• **Stored records**
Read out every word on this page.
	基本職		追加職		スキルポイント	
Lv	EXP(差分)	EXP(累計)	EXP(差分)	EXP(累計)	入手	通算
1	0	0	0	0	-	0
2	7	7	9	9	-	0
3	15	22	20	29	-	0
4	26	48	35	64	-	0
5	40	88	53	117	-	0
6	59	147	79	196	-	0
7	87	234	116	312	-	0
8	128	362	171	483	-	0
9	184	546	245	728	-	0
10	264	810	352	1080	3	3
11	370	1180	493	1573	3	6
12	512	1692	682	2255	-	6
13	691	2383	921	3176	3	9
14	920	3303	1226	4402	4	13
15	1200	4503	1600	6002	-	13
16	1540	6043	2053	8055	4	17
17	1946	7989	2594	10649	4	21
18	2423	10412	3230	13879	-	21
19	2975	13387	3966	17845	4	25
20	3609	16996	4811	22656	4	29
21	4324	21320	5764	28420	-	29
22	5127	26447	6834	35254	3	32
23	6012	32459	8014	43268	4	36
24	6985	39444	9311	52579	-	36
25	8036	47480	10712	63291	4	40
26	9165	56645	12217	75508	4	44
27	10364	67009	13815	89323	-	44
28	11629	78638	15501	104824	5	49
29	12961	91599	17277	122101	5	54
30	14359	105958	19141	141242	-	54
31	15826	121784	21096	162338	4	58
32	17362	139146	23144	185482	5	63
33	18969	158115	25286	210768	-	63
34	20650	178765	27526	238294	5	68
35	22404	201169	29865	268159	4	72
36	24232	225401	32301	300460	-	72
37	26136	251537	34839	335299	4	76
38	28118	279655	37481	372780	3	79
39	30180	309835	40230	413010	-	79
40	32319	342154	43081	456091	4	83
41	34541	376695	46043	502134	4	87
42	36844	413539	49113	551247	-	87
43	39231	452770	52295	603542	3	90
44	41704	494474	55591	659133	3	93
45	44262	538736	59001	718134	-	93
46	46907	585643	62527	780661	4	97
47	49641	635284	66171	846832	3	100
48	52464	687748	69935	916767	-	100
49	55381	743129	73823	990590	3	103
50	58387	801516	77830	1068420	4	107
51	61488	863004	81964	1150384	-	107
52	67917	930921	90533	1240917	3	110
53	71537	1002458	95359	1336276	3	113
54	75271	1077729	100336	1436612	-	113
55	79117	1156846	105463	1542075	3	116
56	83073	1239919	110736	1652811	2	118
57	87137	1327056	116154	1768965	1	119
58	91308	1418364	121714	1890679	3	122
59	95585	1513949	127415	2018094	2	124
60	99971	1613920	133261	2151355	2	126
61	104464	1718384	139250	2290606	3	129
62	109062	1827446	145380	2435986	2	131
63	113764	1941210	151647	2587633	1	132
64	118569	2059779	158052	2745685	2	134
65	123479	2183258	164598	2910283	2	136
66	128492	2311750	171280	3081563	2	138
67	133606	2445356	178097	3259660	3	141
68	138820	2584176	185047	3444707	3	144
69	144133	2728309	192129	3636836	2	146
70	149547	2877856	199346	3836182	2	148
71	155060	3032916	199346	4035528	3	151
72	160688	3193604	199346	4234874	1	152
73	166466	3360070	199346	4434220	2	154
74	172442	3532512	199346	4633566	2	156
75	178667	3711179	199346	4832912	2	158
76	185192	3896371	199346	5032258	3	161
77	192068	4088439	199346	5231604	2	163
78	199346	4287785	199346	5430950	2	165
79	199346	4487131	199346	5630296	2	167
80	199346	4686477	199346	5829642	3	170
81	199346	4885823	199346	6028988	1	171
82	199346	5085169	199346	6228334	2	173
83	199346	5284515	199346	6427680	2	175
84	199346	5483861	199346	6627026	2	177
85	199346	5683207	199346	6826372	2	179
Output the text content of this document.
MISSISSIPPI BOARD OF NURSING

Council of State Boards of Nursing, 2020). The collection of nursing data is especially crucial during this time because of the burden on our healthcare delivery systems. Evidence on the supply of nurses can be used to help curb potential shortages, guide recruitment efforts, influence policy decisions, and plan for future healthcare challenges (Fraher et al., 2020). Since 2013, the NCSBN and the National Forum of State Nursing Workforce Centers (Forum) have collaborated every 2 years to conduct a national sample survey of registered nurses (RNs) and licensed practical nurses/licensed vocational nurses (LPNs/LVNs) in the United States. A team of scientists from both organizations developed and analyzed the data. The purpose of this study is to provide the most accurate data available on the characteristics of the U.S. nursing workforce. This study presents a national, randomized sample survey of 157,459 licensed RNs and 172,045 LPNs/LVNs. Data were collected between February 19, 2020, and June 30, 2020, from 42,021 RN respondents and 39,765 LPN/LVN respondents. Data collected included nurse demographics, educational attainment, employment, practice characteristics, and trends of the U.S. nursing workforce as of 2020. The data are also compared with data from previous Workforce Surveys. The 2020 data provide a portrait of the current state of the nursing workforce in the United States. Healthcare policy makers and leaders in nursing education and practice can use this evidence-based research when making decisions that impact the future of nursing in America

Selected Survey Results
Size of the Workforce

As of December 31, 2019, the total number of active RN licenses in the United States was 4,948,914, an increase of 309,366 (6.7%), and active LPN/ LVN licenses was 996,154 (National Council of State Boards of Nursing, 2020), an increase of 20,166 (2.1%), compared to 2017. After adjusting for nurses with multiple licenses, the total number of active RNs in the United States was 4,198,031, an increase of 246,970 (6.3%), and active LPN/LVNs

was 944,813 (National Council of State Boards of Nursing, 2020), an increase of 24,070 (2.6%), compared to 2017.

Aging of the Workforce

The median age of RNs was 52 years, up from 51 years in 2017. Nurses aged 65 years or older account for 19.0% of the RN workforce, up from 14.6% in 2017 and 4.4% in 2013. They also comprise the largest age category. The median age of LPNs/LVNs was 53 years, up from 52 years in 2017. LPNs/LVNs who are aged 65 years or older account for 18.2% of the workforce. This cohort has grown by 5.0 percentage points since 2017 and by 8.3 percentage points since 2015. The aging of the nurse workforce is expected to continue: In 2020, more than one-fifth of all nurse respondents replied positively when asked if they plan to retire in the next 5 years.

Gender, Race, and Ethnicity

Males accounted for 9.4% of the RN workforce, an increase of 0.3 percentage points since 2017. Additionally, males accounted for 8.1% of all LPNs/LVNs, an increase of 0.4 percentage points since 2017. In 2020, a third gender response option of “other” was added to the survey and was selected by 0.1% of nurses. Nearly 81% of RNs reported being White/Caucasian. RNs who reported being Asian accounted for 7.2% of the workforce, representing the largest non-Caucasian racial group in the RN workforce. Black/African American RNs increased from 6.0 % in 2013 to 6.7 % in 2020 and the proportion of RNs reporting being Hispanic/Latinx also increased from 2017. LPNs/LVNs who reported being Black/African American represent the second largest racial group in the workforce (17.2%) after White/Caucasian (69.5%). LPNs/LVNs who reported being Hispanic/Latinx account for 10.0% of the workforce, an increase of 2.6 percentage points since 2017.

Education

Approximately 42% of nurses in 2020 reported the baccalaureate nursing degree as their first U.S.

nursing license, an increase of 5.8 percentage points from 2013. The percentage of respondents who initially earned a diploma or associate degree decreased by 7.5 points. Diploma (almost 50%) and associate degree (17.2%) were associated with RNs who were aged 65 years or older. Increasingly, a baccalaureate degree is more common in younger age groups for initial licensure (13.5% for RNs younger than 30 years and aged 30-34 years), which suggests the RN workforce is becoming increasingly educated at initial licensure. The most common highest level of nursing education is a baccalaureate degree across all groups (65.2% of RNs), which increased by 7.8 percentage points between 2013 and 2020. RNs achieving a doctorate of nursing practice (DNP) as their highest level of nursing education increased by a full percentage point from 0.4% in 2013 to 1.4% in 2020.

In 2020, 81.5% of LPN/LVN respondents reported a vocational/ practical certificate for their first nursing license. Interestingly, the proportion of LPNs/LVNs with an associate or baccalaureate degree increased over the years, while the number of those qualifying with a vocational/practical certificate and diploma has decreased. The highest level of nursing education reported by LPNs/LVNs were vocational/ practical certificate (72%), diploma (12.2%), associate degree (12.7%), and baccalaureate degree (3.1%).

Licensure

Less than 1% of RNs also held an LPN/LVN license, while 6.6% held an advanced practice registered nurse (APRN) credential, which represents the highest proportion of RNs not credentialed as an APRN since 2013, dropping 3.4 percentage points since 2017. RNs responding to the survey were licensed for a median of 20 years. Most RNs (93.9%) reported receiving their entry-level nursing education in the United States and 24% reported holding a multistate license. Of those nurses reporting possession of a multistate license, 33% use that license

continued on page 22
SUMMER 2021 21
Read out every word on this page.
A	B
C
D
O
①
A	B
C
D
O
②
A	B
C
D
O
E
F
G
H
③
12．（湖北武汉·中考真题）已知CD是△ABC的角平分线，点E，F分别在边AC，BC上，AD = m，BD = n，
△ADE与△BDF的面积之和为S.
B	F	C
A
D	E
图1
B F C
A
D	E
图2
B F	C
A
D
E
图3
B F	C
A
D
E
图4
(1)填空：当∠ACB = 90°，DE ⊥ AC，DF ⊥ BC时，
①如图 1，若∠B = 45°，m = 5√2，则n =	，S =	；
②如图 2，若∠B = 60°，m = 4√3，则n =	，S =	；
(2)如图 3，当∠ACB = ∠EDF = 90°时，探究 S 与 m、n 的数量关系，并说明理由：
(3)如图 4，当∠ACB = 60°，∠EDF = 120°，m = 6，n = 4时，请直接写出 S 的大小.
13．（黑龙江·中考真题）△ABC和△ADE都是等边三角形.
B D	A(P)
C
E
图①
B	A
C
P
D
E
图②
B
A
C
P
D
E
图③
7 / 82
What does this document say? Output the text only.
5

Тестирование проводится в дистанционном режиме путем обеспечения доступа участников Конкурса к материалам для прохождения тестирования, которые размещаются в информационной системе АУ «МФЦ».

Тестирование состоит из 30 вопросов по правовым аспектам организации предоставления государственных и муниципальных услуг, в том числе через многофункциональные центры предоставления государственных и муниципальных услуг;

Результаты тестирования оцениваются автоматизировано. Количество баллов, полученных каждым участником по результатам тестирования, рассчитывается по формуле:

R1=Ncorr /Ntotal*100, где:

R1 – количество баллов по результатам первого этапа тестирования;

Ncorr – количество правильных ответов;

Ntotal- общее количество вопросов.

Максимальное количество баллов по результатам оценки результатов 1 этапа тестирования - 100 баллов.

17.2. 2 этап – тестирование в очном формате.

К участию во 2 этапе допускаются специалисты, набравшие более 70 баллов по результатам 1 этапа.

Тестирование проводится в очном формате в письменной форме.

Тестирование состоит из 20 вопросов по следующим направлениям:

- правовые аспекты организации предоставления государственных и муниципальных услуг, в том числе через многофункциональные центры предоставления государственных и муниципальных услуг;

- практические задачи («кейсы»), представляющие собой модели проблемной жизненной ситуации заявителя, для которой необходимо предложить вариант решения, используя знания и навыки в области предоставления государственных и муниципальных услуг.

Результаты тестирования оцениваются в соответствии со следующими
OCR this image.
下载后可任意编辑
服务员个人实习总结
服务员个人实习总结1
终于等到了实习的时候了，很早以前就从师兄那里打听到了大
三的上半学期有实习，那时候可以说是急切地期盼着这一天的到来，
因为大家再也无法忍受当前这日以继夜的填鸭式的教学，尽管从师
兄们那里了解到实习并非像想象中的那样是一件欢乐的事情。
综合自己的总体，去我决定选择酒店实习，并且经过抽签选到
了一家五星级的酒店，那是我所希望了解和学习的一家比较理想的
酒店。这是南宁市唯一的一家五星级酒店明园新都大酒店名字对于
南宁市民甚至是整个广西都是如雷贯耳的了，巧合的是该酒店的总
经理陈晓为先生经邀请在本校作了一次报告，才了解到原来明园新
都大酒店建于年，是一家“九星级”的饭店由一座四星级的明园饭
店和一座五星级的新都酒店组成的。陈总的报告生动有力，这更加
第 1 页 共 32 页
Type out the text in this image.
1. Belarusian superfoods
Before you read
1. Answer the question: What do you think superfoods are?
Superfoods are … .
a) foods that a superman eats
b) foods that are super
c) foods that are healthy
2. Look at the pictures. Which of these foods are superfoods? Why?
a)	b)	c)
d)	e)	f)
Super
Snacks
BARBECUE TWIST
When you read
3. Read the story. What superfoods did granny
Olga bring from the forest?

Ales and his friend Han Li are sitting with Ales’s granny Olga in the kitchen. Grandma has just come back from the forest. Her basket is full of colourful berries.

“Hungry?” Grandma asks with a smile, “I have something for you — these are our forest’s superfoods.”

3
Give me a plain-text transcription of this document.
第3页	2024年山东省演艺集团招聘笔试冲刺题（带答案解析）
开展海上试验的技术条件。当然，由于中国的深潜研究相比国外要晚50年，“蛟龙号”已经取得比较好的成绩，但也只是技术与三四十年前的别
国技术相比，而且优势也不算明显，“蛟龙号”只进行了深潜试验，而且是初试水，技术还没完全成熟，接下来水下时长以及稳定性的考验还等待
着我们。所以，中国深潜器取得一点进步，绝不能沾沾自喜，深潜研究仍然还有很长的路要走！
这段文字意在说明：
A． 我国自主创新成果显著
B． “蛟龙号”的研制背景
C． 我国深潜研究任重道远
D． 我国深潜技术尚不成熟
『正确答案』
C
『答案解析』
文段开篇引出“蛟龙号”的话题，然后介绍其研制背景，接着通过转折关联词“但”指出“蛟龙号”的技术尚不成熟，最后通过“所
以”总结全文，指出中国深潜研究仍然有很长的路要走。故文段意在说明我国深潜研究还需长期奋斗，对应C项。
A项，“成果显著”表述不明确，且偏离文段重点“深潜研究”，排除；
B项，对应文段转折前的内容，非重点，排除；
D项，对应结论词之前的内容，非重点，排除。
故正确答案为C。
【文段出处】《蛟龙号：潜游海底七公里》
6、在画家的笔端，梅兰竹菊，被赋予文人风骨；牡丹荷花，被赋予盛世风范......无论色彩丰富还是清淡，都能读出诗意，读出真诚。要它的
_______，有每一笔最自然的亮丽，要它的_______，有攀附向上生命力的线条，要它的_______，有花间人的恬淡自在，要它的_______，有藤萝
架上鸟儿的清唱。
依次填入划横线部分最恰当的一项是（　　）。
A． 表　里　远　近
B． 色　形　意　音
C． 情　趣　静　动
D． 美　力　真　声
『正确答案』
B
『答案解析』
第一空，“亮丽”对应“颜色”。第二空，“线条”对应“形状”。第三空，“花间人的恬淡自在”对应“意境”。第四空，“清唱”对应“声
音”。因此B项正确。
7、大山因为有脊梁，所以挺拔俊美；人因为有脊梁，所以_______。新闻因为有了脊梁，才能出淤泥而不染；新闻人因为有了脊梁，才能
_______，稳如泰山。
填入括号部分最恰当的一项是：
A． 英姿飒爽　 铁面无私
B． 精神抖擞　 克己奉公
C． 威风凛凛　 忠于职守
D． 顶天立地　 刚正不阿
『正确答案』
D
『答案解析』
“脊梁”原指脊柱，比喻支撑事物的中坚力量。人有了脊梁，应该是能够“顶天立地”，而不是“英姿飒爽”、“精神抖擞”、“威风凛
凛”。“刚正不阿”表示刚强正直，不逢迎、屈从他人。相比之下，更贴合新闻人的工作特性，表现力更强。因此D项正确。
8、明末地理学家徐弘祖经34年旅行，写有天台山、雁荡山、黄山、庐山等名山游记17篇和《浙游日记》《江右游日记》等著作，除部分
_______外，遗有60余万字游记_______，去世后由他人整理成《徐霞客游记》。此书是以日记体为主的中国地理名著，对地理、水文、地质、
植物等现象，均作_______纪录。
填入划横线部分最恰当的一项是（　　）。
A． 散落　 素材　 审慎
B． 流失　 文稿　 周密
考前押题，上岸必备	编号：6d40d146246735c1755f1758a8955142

• **Aim of the task**
Scan the listing above and copy all lines containing the word "中考真题".

• **Reply to the exercise**
12．（湖北武汉·中考真题）已知CD是△ABC的角平分线，点E，F分别在边AC，BC上，AD = m，BD = n，
13．（黑龙江·中考真题）△ABC和△ADE都是等边三角形.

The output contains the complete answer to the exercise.